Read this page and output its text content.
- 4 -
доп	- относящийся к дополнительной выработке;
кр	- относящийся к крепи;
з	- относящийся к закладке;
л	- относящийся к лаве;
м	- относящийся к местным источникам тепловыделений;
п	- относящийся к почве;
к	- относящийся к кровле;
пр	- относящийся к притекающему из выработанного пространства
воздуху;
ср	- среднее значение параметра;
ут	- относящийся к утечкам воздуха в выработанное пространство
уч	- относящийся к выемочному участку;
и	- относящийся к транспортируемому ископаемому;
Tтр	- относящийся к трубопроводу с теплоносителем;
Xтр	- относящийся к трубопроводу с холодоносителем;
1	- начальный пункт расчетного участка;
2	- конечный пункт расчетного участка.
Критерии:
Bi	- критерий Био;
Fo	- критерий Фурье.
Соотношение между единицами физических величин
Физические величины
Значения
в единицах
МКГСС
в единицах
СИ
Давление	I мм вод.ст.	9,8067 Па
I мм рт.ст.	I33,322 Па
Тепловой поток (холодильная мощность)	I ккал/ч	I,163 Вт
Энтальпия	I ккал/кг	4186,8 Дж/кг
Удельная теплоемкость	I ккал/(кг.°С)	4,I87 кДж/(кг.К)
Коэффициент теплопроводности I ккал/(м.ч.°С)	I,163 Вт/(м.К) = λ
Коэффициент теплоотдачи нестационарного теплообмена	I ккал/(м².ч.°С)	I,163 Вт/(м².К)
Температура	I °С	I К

○ ○ ○ ○ ○

__PROBLEM__
Within the material above, find the lines that contain the word "участка"; copy them.

__ANSWER__
1	- начальный пункт расчетного участка;
2	- конечный пункт расчетного участка.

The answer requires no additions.